Below are some records; work out how many of their lines contain "sudah" and give the number only.

Records contained in a dataset
+++

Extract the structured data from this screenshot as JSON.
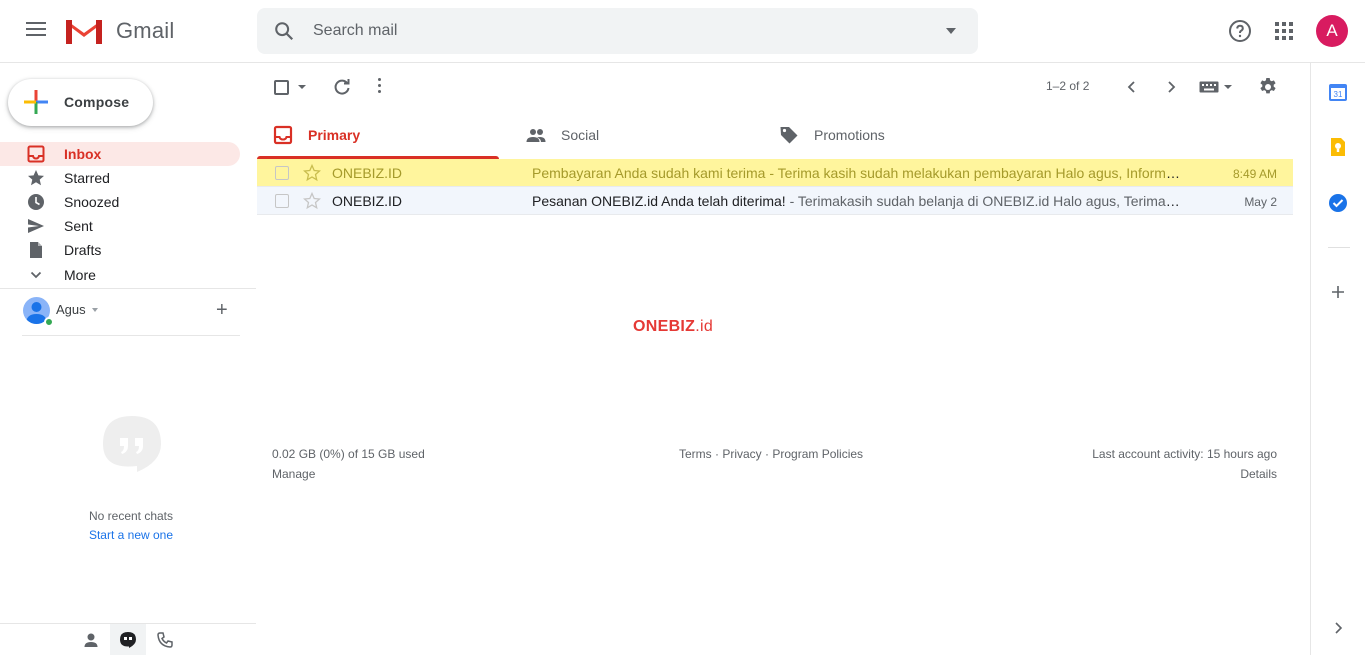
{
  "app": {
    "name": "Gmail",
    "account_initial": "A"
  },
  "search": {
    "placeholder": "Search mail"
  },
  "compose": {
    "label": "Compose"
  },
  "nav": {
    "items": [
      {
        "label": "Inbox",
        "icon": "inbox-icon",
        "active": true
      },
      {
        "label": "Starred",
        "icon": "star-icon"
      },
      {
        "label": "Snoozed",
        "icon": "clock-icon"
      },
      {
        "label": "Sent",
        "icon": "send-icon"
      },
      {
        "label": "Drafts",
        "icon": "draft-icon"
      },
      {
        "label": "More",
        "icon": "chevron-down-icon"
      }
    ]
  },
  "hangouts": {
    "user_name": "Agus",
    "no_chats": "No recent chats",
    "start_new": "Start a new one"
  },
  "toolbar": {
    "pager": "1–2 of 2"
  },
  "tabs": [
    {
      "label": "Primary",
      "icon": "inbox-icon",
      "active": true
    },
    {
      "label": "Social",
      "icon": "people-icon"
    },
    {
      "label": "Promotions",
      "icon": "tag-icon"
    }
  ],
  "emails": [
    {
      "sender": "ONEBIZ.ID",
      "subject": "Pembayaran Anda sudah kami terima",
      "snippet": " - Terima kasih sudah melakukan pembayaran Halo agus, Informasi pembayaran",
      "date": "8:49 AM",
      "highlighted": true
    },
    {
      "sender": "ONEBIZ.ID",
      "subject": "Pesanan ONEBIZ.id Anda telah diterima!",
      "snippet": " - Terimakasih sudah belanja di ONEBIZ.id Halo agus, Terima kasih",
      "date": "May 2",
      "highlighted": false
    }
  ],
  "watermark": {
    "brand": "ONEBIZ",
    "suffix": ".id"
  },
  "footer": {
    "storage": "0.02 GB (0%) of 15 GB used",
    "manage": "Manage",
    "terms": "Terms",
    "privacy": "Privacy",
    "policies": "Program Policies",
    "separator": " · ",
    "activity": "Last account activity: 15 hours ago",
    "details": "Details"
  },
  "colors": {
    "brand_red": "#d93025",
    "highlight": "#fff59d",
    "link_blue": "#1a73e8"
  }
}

+++

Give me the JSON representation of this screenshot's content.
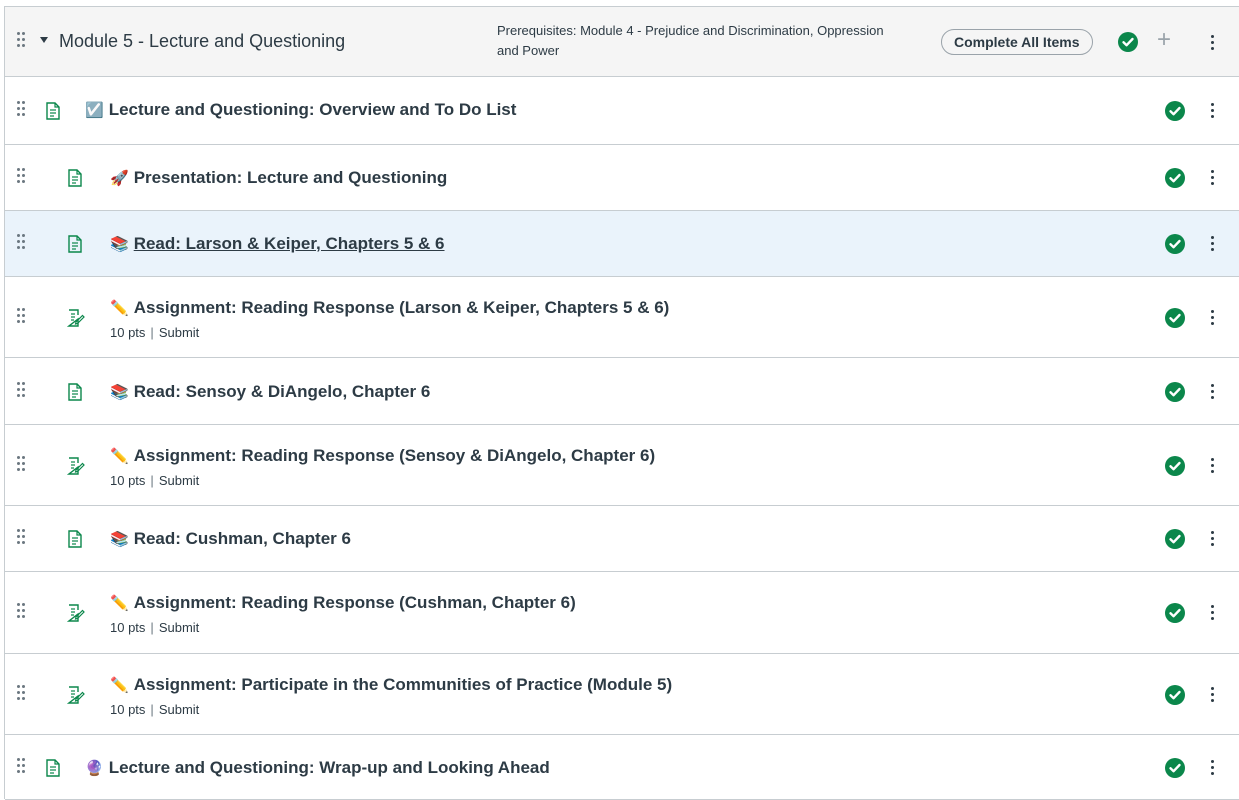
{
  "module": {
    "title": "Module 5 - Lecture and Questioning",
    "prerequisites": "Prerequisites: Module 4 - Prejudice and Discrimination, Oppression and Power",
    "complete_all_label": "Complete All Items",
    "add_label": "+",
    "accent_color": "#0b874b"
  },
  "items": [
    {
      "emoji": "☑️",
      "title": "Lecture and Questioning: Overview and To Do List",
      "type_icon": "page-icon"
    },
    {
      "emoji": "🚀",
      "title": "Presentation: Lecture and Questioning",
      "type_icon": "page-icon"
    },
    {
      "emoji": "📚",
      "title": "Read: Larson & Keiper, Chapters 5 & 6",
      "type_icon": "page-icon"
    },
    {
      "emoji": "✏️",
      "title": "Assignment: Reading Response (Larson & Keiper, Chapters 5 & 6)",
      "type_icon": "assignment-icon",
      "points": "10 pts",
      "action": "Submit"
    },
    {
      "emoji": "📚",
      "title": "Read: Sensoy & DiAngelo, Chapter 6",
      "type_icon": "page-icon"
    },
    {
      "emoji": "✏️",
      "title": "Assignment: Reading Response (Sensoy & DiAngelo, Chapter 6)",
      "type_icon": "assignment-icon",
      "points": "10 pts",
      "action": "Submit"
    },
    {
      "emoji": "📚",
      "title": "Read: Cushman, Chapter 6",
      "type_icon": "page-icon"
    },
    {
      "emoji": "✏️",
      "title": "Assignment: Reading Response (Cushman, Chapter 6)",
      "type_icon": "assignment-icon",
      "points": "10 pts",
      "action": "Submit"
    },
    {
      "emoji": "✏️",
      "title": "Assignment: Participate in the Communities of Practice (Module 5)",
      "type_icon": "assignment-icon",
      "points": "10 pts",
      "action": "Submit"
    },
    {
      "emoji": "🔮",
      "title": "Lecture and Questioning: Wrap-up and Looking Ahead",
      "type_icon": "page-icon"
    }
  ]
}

+++

Answer to this task: 3